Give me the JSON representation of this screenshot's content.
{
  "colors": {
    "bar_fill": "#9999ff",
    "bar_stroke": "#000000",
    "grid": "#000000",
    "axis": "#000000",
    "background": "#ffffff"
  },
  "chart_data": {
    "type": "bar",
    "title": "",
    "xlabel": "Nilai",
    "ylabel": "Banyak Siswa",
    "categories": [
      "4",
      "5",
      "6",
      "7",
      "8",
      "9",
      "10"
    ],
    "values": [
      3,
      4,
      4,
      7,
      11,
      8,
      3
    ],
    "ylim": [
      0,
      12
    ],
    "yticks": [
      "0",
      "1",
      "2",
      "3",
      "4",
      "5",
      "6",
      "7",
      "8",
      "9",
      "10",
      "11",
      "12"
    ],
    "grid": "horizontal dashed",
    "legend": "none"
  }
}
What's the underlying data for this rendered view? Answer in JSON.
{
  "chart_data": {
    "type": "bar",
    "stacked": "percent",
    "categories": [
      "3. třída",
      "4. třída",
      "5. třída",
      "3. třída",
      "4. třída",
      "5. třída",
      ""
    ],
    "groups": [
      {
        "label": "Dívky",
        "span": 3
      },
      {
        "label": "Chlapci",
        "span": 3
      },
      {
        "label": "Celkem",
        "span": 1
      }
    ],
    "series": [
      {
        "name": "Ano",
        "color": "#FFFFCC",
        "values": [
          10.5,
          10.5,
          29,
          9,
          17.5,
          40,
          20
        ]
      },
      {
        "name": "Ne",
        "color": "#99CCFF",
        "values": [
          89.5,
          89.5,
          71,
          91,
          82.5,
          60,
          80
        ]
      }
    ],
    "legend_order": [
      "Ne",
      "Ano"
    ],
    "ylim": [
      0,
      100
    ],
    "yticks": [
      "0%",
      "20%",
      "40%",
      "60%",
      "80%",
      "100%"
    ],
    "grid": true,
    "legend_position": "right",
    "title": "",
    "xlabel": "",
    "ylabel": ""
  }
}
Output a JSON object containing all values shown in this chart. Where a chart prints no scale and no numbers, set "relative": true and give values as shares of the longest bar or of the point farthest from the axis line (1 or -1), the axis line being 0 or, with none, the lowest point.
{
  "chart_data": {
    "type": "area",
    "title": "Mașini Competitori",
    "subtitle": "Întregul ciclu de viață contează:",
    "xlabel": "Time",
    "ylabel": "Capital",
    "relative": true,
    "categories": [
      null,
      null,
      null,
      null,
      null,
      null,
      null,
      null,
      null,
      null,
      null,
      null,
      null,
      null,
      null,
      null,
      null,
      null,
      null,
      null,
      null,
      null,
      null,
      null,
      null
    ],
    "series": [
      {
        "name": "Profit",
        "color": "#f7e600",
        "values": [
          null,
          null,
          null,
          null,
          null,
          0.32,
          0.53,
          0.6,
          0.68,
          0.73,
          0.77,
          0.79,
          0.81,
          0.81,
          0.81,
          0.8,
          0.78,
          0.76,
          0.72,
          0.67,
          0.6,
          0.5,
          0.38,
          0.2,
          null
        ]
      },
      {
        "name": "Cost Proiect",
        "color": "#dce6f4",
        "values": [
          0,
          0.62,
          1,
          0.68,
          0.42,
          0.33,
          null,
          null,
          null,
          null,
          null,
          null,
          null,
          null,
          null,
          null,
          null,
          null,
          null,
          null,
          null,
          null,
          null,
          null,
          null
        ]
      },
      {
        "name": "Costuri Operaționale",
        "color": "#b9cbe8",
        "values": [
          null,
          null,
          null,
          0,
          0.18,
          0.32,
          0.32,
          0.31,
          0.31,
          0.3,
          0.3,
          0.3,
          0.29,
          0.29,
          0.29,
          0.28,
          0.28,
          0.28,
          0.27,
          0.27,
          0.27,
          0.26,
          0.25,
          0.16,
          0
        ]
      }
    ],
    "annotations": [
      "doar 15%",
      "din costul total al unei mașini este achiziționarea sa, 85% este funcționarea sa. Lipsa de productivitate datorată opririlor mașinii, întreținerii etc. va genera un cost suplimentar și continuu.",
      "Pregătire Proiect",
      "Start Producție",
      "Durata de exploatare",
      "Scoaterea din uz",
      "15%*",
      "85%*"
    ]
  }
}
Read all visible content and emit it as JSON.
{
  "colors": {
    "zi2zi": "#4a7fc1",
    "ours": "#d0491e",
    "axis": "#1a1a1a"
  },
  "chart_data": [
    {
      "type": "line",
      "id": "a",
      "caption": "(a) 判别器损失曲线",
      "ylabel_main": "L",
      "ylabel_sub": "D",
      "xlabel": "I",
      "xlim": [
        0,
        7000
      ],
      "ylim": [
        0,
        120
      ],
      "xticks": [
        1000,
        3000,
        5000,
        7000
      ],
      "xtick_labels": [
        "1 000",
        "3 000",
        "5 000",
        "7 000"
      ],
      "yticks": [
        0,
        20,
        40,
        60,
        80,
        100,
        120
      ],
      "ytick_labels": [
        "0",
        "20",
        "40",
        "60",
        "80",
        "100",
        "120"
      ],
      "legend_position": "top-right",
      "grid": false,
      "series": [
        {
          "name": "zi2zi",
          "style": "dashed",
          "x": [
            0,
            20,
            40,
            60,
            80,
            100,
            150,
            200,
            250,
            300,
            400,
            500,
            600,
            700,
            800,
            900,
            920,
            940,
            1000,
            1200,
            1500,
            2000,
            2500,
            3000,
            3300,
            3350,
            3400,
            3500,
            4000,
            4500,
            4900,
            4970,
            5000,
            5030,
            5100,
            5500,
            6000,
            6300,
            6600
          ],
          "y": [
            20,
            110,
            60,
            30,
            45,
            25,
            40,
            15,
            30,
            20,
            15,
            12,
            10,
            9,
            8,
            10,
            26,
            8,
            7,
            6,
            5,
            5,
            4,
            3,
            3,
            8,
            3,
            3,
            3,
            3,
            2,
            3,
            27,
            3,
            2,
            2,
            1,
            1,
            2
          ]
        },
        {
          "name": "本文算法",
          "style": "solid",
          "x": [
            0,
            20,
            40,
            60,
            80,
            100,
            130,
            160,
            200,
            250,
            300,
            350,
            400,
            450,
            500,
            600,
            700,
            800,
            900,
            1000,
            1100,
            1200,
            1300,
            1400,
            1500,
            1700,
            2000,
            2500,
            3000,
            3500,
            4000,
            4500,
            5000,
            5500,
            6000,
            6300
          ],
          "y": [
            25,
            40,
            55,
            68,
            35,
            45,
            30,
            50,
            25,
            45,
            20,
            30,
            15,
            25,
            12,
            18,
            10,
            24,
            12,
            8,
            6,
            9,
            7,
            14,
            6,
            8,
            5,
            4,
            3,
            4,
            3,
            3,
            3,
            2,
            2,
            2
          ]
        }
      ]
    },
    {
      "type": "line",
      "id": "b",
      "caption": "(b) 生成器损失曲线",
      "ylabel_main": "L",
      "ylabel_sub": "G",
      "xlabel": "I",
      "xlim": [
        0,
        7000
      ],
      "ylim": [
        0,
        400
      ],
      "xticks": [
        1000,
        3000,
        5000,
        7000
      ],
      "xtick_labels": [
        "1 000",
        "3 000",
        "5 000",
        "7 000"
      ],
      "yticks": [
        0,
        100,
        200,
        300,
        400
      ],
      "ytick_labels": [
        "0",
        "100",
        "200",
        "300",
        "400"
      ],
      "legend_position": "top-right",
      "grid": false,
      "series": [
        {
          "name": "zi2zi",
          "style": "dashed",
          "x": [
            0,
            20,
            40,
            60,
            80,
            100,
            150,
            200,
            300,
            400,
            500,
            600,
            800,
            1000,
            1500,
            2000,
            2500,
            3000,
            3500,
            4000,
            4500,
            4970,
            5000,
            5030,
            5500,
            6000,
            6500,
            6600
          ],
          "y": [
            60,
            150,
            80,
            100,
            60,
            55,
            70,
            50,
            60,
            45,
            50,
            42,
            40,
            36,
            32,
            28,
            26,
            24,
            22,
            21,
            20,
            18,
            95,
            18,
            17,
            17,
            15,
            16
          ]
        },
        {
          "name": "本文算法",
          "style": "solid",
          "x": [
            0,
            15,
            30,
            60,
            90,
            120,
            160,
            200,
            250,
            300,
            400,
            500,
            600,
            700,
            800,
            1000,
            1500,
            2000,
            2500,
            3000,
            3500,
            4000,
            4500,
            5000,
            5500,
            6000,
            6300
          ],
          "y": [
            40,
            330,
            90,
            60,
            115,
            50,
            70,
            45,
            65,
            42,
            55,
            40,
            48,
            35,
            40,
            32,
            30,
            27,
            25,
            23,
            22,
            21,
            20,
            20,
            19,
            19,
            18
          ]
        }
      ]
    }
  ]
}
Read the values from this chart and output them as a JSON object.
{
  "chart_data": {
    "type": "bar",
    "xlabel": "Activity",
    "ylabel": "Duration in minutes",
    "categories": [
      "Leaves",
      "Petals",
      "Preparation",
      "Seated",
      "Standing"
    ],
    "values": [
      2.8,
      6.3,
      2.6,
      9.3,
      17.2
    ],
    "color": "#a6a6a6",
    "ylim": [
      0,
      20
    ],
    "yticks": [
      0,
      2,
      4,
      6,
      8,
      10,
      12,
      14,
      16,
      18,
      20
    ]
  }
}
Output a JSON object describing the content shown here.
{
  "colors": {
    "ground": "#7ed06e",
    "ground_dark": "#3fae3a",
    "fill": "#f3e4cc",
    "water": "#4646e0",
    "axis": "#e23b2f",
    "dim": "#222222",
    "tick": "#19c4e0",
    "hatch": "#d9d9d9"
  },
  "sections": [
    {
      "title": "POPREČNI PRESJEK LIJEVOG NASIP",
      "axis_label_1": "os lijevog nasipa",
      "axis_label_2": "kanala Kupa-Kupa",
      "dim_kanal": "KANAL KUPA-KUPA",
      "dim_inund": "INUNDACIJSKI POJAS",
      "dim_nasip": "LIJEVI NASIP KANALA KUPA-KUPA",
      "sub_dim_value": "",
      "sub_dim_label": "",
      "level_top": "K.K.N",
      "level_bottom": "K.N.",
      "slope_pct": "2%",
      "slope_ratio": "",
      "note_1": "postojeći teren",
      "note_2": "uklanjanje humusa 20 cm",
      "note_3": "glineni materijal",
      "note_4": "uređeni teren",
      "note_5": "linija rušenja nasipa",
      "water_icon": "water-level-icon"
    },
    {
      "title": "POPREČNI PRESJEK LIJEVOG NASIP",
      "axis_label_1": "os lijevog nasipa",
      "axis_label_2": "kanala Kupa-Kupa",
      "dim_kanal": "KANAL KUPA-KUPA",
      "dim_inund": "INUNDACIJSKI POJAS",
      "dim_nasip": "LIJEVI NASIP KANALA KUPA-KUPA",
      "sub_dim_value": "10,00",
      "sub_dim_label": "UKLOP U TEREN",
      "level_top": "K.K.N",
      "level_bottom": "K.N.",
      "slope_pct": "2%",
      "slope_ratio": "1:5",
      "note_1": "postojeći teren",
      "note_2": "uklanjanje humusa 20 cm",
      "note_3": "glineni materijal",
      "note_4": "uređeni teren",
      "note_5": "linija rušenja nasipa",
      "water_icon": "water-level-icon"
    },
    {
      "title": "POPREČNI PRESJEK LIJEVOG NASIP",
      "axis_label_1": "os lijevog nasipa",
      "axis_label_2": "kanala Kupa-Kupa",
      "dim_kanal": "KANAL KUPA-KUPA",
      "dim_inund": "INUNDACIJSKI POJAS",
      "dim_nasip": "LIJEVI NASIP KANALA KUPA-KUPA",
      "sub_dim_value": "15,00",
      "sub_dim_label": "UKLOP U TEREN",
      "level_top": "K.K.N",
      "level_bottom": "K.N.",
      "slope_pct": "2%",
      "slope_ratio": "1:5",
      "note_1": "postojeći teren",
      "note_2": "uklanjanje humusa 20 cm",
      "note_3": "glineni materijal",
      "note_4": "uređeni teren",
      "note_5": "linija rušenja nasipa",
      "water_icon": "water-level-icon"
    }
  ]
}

**Goal**: Show all lines from the data above in which the word "caption" appears.

**Reply to the task**:
      "caption": "(a) 判别器损失曲线",
      "caption": "(b) 生成器损失曲线",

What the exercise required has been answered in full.